Stated problem — The answer is one number: how many lines hold the string "Trace".

*****

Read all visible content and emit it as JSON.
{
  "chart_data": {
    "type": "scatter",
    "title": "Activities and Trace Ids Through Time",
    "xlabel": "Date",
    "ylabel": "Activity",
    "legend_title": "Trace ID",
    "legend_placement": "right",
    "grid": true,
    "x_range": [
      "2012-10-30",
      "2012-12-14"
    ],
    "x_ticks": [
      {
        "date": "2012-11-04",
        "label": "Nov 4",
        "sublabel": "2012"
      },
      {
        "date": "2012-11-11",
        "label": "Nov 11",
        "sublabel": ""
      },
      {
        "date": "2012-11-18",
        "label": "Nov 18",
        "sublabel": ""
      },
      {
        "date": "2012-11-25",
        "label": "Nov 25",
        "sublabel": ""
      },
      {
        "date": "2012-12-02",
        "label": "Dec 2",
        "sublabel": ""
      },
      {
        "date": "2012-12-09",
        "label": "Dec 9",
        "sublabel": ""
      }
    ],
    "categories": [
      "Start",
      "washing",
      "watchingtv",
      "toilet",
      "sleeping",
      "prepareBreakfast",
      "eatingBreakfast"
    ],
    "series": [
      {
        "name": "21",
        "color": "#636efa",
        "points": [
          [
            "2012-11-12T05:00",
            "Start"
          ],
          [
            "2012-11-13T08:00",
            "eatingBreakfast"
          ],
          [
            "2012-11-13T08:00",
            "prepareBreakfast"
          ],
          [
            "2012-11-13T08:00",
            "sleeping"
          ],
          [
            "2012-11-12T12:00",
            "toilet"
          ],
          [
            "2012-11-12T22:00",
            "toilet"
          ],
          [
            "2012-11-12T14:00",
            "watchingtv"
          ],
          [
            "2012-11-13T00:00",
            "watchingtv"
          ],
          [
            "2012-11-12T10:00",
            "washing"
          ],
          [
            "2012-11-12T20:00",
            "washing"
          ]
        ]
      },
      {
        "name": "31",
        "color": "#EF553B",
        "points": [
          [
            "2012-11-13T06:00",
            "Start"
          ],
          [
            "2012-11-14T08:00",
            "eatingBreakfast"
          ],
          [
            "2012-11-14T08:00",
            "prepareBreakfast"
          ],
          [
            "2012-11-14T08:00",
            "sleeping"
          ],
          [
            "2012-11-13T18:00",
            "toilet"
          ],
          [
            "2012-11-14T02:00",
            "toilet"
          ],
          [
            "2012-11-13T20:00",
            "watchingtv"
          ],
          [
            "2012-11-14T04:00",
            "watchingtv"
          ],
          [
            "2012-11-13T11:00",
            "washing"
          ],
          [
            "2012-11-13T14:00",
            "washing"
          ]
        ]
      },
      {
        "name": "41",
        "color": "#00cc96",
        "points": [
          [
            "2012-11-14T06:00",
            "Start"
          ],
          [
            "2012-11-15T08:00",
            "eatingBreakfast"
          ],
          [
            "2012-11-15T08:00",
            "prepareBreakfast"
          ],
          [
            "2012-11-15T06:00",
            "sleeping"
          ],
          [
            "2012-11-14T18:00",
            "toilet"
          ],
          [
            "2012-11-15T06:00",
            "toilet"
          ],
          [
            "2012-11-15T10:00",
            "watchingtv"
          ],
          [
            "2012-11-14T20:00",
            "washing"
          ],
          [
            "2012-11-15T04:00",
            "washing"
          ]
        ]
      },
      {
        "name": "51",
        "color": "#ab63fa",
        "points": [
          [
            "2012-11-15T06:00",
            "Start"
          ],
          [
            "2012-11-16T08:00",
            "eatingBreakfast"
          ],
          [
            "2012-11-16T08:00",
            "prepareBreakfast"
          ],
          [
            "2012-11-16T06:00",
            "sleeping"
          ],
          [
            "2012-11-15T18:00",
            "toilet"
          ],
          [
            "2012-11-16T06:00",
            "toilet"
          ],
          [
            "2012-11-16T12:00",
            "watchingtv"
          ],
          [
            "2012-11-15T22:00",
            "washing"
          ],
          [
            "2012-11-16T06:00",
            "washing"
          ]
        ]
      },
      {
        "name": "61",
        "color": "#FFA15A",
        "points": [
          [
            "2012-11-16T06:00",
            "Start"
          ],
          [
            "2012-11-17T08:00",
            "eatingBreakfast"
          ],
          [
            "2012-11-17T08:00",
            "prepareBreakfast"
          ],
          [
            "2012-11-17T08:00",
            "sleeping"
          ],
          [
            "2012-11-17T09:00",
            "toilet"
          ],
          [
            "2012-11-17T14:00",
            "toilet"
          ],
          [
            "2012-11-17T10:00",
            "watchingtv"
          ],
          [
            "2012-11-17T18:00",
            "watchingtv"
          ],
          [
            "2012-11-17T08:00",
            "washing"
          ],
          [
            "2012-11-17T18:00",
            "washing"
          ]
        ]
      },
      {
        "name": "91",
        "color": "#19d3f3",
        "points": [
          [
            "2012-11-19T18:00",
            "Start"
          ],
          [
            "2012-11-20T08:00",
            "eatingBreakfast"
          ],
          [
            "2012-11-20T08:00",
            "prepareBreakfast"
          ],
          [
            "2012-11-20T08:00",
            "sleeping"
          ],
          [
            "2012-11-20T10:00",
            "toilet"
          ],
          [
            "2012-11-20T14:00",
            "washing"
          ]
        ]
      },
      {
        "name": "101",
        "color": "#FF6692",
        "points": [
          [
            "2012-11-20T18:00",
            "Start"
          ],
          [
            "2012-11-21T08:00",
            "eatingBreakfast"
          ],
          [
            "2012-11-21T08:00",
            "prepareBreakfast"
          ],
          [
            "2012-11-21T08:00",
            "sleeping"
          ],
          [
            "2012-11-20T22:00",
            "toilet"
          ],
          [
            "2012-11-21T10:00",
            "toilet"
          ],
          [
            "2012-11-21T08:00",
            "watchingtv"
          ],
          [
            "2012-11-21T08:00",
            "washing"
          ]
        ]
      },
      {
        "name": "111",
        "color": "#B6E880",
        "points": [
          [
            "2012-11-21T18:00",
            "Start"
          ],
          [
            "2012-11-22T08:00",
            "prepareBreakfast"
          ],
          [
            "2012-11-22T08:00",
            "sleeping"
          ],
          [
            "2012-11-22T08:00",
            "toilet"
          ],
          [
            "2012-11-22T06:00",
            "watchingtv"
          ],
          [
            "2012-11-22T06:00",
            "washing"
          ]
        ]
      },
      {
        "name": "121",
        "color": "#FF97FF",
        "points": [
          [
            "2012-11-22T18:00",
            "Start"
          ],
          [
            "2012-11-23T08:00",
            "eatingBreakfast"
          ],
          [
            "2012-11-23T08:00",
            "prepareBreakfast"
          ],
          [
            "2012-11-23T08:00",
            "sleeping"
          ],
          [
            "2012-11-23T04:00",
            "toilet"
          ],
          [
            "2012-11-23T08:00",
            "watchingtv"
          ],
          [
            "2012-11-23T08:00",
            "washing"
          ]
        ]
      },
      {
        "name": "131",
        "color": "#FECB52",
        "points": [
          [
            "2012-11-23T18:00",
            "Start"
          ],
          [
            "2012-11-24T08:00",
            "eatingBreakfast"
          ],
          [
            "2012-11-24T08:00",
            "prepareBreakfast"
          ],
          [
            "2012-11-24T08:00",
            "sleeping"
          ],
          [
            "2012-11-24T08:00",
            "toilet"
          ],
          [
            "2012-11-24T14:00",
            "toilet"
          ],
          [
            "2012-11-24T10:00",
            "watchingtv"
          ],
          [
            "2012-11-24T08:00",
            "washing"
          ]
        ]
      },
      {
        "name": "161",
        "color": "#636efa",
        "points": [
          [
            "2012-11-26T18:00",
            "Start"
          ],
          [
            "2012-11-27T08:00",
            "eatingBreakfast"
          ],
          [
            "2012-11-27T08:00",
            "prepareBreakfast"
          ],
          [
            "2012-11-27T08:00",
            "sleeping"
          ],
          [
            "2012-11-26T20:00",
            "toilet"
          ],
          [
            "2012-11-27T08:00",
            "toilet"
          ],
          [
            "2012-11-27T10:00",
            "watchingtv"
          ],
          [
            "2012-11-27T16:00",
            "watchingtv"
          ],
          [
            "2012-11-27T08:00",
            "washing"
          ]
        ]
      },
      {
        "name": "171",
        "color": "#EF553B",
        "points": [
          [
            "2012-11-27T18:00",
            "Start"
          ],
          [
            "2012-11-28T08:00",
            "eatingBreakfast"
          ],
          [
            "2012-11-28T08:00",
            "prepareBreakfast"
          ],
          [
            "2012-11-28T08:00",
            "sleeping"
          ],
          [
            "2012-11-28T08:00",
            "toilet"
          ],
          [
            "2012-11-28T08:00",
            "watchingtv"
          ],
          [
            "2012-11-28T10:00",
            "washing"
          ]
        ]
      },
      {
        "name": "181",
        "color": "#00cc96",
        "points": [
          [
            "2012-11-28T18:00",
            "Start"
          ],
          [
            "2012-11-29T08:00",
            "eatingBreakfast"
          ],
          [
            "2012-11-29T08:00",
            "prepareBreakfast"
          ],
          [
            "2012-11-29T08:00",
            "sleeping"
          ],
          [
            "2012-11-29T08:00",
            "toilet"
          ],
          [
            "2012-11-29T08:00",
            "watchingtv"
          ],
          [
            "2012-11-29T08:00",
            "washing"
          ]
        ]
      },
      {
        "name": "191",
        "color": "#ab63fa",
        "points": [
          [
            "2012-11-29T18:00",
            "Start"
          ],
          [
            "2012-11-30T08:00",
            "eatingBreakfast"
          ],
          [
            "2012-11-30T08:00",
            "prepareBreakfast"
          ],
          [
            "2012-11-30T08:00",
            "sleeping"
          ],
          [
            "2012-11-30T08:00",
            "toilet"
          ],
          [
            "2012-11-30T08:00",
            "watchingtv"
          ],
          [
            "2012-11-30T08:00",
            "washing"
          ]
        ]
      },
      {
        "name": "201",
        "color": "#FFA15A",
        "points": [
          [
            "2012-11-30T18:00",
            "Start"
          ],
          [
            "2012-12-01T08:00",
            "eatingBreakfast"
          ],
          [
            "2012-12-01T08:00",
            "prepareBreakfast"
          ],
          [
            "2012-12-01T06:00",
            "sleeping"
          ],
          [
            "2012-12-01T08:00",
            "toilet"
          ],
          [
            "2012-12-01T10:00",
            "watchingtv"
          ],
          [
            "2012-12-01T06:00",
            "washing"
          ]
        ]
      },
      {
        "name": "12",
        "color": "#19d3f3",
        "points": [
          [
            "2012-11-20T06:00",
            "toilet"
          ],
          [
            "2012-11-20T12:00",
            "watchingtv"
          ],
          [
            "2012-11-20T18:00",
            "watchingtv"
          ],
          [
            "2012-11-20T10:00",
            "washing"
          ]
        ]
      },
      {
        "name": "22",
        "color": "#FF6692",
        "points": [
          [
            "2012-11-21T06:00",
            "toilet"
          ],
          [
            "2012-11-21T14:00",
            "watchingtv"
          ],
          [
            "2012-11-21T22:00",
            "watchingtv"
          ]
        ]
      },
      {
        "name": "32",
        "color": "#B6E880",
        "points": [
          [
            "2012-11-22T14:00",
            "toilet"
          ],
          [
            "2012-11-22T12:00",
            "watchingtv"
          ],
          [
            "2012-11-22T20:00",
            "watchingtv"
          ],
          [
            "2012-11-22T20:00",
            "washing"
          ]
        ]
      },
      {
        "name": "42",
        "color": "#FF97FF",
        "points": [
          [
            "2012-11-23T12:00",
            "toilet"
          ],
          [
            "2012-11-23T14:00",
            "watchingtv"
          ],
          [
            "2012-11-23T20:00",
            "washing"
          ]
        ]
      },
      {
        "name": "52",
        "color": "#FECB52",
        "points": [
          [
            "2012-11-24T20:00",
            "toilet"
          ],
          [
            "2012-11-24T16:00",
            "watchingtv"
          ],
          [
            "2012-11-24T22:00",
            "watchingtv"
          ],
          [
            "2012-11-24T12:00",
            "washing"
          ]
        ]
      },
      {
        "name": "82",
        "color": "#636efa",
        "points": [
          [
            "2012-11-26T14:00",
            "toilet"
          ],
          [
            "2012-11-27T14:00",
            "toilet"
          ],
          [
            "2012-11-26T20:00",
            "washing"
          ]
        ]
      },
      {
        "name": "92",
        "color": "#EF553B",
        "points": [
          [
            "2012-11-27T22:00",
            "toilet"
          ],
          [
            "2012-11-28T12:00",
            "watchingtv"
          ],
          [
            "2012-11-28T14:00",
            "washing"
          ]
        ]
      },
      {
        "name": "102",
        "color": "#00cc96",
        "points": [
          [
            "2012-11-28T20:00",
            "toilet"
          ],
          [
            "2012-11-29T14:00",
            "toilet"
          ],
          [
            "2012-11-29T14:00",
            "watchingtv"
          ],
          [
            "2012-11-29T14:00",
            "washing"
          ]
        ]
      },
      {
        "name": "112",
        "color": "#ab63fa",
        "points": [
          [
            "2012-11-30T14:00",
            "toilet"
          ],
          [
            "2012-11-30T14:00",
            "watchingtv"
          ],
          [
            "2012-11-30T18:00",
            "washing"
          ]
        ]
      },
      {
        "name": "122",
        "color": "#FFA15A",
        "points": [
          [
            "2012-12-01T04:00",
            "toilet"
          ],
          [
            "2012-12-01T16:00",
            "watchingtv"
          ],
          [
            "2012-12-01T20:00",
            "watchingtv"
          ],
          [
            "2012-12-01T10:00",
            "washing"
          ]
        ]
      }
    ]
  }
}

*****

The solution — 2